### Task directions:
Search the data below for "selected"; list each line that holds it.

### Extracted material:
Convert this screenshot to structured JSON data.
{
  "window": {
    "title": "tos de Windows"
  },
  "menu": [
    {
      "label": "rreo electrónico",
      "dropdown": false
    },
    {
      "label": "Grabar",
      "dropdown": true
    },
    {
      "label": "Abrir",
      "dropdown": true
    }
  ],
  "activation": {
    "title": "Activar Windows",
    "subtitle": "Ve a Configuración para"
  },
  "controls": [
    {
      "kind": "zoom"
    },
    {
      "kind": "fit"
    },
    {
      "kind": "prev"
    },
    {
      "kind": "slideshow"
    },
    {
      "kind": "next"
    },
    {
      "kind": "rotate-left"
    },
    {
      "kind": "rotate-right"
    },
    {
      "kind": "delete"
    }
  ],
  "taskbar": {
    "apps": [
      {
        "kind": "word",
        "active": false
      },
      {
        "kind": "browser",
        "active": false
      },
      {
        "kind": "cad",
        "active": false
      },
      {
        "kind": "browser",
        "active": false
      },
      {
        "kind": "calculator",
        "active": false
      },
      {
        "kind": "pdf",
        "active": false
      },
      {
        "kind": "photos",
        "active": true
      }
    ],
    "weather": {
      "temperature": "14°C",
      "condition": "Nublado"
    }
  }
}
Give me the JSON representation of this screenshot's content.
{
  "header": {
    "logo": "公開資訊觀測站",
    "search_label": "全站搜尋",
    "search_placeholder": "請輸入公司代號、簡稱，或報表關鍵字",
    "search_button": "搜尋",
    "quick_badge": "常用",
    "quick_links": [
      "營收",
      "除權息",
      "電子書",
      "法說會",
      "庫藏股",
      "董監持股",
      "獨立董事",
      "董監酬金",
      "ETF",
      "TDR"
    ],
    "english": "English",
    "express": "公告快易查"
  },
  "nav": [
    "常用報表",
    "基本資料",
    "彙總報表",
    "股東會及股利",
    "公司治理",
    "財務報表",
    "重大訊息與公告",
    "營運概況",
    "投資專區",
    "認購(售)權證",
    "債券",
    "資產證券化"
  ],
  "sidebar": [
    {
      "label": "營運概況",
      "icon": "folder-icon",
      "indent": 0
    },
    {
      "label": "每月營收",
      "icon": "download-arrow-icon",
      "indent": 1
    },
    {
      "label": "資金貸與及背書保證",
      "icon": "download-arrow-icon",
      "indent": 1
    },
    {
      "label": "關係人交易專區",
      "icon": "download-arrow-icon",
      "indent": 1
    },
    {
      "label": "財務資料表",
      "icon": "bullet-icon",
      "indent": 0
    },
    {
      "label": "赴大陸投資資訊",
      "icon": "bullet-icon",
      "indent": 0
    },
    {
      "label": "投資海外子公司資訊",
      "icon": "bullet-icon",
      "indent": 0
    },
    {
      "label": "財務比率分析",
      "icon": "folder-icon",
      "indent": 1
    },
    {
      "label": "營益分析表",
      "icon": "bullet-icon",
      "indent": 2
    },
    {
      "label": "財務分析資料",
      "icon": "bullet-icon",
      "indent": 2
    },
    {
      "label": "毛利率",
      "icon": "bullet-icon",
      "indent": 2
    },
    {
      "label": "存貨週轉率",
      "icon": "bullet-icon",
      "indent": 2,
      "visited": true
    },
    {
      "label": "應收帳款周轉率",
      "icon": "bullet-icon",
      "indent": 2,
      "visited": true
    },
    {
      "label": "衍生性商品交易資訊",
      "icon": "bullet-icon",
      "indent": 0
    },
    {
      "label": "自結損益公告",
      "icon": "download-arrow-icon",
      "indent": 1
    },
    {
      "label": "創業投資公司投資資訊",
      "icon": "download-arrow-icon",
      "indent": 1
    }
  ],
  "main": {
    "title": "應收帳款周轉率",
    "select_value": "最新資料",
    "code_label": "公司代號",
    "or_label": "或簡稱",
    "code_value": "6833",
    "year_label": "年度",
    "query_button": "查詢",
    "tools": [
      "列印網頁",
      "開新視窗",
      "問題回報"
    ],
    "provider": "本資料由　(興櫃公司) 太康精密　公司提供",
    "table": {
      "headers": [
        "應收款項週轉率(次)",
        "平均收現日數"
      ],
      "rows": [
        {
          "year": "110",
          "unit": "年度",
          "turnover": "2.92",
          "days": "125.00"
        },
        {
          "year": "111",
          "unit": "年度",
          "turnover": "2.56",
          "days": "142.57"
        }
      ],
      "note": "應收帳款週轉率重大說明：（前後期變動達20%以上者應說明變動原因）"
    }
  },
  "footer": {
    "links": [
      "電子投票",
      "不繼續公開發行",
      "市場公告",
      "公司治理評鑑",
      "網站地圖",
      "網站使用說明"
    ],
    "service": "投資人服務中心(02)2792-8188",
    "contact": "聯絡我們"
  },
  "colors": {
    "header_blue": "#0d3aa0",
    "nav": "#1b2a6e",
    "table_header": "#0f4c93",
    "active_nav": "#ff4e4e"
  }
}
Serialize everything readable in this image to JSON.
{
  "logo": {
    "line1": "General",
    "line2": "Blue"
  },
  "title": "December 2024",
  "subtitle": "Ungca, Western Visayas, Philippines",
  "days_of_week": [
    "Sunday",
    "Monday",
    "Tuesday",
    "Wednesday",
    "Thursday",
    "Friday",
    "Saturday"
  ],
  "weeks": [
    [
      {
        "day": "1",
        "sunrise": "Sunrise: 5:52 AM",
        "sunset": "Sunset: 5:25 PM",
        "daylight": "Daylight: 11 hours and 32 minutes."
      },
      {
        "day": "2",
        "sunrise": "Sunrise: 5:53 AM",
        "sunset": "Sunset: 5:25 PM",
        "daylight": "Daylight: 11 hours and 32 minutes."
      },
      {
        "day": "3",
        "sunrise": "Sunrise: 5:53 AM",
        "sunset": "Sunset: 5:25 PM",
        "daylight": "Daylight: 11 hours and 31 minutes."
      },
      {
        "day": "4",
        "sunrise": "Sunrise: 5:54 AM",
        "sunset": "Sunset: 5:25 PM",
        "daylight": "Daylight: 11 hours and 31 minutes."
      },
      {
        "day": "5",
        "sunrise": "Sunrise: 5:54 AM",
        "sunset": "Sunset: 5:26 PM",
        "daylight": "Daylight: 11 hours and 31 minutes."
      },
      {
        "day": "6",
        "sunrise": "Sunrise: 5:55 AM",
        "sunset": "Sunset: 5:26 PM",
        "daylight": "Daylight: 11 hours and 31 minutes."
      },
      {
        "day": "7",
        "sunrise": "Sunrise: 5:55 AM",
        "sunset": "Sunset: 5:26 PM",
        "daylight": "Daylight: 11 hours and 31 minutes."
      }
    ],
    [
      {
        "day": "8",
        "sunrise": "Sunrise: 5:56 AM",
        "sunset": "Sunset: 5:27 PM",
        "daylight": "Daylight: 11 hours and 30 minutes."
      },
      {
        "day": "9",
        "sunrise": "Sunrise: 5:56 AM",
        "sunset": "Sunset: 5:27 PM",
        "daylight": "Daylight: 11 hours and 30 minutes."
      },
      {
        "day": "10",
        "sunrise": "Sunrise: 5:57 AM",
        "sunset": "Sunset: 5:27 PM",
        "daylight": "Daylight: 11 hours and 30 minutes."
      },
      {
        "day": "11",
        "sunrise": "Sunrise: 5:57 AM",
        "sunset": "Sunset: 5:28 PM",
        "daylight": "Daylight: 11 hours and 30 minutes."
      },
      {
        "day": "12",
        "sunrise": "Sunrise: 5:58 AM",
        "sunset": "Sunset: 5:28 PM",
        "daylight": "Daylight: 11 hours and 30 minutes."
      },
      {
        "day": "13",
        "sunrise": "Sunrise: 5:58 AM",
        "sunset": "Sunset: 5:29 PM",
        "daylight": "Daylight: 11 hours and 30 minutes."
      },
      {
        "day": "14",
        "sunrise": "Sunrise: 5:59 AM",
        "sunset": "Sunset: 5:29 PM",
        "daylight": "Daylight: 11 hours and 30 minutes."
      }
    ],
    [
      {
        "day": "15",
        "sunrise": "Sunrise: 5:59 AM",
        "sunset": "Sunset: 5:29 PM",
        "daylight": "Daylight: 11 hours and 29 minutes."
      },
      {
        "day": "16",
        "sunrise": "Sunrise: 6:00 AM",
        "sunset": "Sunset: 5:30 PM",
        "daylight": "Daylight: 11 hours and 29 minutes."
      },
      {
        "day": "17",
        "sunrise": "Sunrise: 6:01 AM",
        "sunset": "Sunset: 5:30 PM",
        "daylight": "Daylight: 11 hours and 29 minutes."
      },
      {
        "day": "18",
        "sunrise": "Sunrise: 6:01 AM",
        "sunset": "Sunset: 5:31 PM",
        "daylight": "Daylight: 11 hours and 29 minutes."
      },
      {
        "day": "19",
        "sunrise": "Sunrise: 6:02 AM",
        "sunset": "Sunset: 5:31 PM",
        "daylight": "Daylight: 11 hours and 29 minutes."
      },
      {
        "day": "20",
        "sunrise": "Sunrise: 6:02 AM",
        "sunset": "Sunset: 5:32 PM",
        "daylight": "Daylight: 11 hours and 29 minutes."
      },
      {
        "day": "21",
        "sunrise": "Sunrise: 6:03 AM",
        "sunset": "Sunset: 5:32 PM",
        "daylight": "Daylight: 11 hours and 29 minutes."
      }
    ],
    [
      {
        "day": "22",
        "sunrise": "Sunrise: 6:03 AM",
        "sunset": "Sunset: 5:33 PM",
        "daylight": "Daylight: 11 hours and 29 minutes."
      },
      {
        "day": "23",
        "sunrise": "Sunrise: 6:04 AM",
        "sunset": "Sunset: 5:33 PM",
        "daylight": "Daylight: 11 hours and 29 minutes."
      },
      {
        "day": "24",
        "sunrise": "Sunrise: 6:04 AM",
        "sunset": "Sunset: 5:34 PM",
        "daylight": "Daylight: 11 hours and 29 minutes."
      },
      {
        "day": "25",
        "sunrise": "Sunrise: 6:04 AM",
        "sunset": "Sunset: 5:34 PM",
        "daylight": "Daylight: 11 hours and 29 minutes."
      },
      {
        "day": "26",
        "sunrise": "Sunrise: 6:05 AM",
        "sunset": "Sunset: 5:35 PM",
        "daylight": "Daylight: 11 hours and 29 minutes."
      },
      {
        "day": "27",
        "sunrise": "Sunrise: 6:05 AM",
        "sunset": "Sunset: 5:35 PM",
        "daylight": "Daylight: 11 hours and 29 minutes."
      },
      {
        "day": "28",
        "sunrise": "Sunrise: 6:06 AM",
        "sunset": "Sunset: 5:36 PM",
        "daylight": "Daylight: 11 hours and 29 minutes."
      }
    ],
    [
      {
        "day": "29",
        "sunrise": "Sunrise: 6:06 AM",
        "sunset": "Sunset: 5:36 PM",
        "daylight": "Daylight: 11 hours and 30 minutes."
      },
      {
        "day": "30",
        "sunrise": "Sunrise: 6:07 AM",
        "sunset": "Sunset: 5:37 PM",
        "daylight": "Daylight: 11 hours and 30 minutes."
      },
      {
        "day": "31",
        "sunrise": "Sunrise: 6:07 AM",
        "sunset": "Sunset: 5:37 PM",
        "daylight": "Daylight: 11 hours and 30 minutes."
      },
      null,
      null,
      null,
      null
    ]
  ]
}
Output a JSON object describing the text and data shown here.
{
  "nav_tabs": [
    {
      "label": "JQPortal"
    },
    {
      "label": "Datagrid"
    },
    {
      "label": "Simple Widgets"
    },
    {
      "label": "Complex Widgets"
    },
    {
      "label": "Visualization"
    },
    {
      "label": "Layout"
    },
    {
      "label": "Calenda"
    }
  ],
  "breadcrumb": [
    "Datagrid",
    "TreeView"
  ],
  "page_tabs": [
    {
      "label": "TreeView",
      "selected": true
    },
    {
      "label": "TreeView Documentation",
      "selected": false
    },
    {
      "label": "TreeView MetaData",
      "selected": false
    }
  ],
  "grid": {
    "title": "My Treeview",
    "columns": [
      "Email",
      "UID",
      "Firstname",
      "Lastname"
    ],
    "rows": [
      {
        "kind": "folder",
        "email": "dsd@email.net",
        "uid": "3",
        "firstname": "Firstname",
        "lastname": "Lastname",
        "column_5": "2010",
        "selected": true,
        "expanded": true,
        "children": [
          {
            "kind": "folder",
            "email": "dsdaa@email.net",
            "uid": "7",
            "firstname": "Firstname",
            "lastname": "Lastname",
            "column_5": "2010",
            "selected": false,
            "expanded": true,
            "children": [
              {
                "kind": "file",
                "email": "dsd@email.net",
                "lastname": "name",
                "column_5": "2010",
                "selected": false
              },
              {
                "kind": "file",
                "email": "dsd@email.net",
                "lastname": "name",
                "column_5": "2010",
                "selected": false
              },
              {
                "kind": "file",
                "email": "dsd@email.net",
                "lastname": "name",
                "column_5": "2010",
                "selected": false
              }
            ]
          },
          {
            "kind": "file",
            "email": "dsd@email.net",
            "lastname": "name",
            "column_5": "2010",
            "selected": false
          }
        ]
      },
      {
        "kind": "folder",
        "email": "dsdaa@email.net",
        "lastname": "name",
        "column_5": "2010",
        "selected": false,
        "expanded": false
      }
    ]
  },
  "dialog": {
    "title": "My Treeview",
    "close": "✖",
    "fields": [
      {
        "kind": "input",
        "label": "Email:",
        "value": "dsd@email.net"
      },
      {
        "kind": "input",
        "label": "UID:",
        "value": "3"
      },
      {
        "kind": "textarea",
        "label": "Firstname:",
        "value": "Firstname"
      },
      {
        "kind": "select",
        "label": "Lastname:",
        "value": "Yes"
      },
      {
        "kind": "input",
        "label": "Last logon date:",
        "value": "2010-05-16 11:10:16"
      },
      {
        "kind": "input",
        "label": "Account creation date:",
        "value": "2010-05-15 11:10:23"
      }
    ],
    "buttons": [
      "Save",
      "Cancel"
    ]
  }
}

### Output for this exercise:
      "selected": true
      "selected": false
      "selected": false
        "selected": true,
            "selected": false,
                "selected": false
                "selected": false
                "selected": false
            "selected": false
        "selected": false,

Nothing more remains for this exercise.